Problem statement:
Copy each line that holds "HELENA".

Entries:
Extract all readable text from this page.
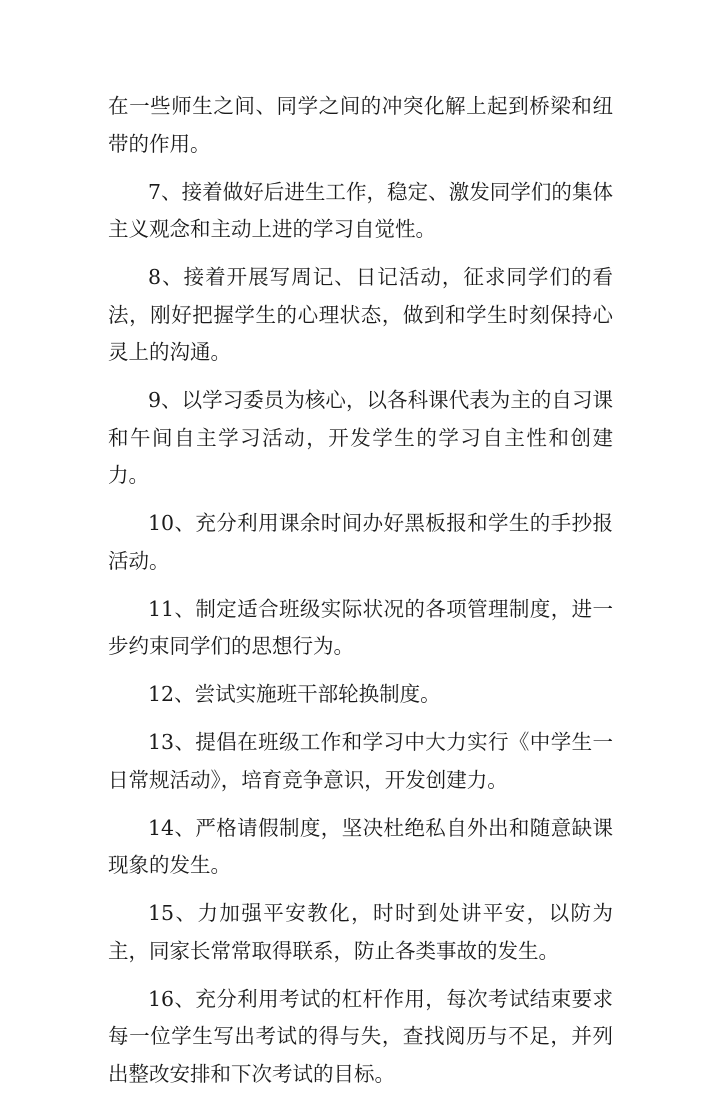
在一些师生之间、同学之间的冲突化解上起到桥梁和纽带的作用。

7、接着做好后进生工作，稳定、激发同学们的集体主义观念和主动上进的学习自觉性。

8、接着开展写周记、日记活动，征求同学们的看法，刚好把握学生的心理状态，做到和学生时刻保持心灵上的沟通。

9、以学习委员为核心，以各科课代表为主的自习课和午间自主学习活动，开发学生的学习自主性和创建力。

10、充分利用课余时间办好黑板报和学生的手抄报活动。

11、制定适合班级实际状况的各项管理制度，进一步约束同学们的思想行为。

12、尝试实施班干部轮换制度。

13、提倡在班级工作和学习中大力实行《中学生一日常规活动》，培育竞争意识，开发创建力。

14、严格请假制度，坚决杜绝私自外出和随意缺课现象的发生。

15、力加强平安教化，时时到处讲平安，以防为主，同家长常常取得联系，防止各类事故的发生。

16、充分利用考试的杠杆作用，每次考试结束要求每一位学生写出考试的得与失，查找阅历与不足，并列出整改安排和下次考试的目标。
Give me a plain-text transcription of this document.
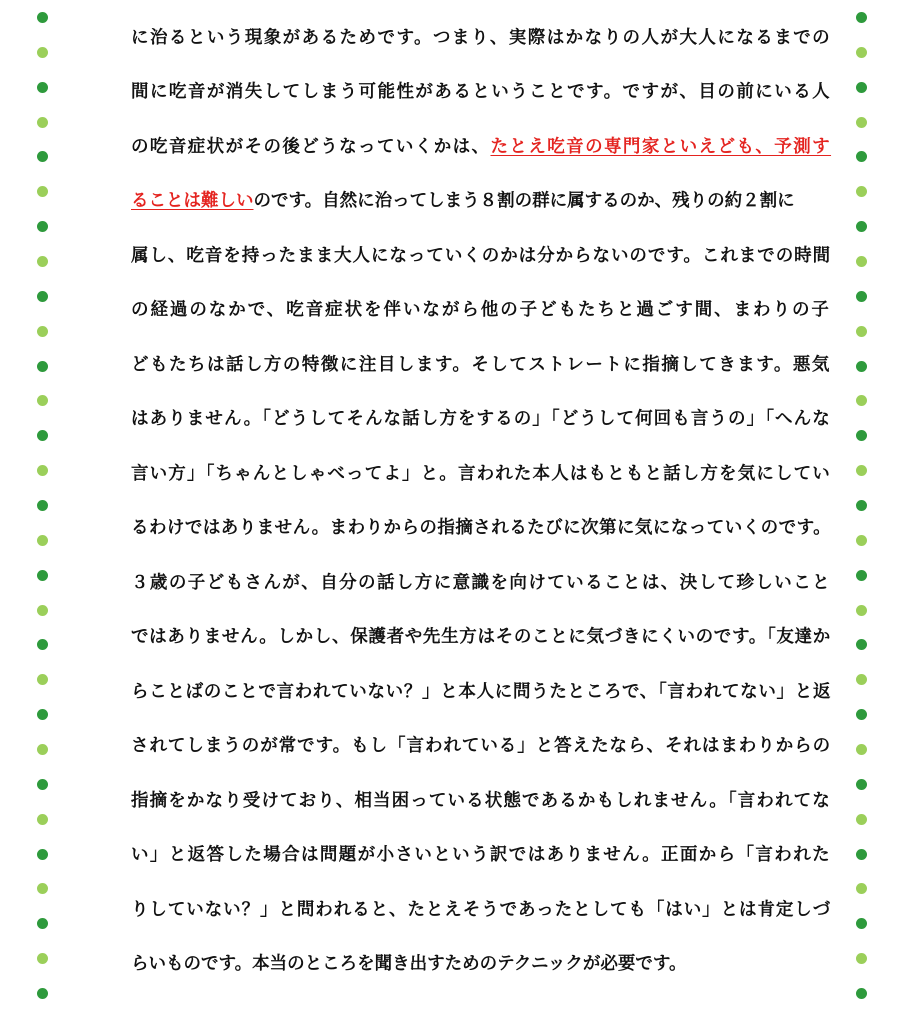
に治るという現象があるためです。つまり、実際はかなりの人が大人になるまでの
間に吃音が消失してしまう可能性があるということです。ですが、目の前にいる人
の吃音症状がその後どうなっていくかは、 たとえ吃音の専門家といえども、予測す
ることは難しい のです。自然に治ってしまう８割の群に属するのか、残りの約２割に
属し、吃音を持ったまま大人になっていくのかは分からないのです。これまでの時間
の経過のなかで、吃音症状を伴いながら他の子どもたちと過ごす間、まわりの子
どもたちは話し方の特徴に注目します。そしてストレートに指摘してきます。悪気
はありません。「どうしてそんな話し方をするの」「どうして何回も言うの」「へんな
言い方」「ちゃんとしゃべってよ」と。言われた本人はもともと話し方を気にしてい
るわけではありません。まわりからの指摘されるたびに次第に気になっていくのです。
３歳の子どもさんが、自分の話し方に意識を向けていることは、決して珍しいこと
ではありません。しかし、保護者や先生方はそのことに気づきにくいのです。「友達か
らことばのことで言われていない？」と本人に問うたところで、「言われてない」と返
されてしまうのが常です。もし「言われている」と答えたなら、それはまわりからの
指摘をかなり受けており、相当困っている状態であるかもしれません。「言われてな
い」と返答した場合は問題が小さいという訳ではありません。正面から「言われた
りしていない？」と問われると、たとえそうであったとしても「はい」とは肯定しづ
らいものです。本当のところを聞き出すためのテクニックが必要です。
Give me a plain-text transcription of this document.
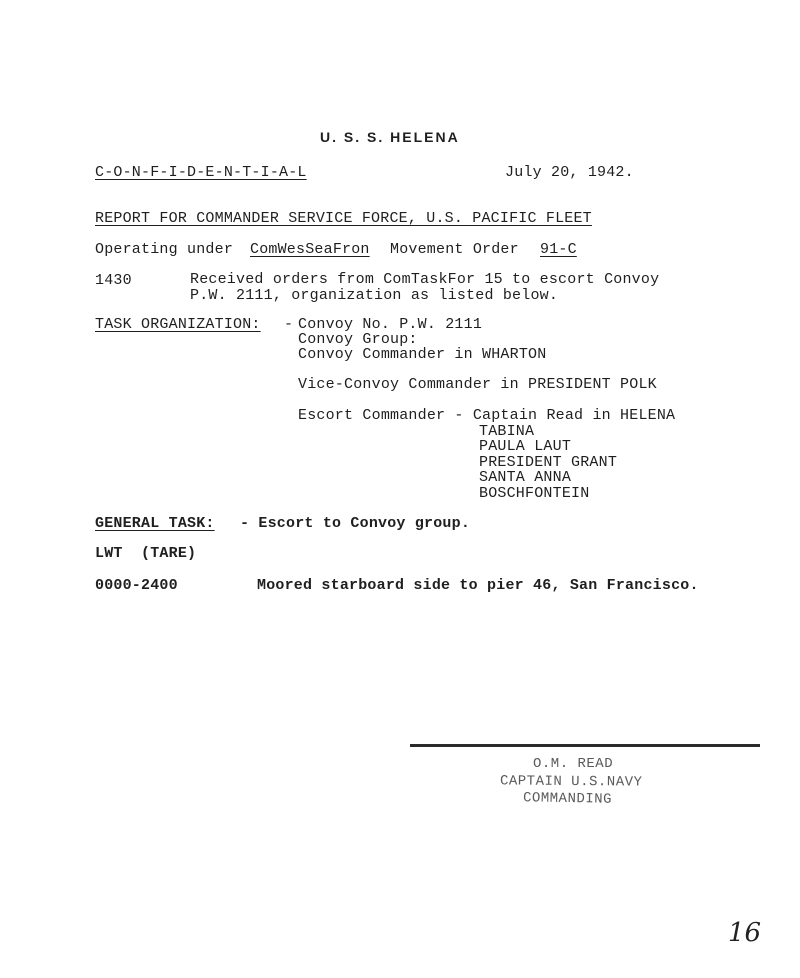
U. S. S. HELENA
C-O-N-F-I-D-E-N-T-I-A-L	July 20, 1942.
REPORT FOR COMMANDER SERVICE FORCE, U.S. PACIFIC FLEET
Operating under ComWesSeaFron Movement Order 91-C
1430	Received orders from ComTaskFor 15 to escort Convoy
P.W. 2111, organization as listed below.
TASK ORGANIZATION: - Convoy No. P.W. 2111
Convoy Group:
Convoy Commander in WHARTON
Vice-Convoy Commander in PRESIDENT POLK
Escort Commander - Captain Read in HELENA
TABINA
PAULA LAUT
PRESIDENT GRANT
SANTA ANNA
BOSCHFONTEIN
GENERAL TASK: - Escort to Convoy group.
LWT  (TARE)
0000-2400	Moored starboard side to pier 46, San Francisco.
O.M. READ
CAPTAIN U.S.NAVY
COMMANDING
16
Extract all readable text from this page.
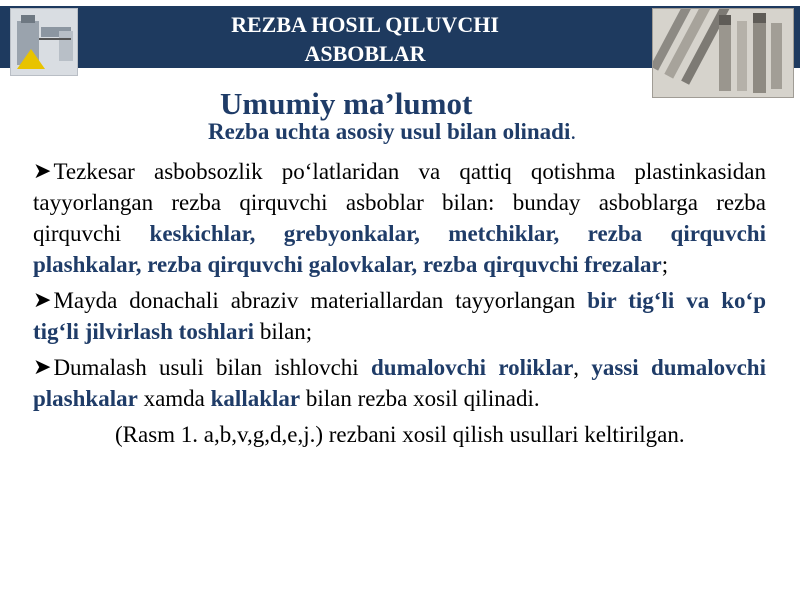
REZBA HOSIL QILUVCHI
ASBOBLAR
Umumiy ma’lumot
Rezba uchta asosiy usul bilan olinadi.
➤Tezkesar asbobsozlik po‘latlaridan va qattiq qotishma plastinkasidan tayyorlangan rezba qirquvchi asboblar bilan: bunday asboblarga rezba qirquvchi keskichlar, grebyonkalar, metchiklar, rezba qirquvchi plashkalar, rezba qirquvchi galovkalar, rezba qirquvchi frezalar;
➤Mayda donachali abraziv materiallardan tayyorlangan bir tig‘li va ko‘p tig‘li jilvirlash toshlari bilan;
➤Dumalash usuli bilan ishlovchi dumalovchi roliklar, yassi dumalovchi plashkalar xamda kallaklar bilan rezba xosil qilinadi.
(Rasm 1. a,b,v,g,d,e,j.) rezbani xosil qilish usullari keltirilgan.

Response to the exercise:
U. S. S. HELENA
Escort Commander - Captain Read in HELENA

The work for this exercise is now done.